▶ WHAT THIS TASK INVOLVES: Exactly reproduce all the records, keeping pictures out of the copy.

[Collected data]
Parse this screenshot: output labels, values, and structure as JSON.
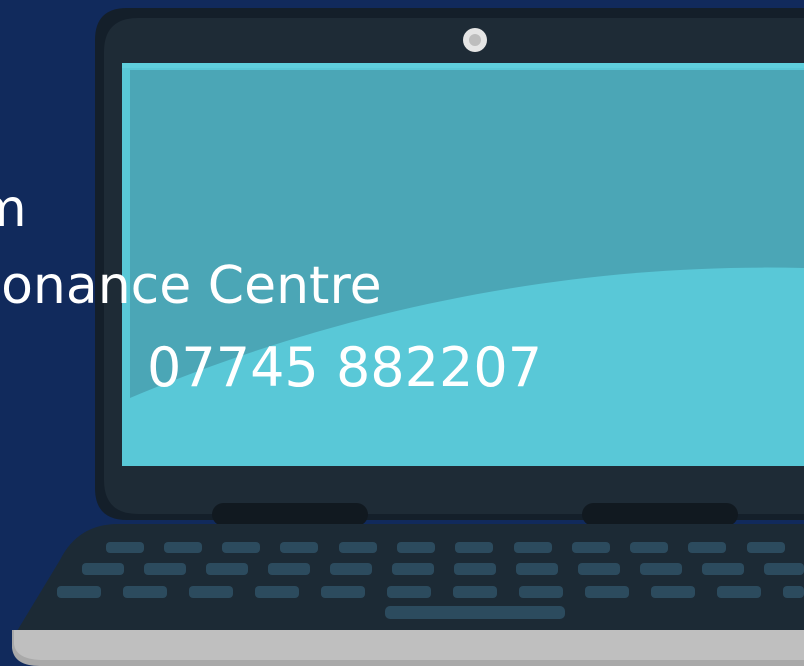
{
  "text_lines": {
    "line1": "m",
    "line2": "sonance Centre",
    "line3": "07745 882207"
  },
  "colors": {
    "background": "#112a5c",
    "laptop_bezel": "#1e2b36",
    "screen_top": "#4ba6b6",
    "screen_bottom": "#59c8d7",
    "keyboard_keys": "#2c4b5e",
    "base": "#bfbfbf",
    "text": "#ffffff"
  },
  "icons": {
    "camera": "webcam-icon",
    "device": "laptop-icon"
  }
}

▶ RESULT OF THE TASK:
Parse this screenshot: output labels, values, and structure as JSON.
{
  "text_lines": {
    "line1": "m",
    "line2": "sonance Centre",
    "line3": "07745 882207"
  },
  "colors": {
    "background": "#112a5c",
    "laptop_bezel": "#1e2b36",
    "screen_top": "#4ba6b6",
    "screen_bottom": "#59c8d7",
    "keyboard_keys": "#2c4b5e",
    "base": "#bfbfbf",
    "text": "#ffffff"
  },
  "icons": {
    "camera": "webcam-icon",
    "device": "laptop-icon"
  }
}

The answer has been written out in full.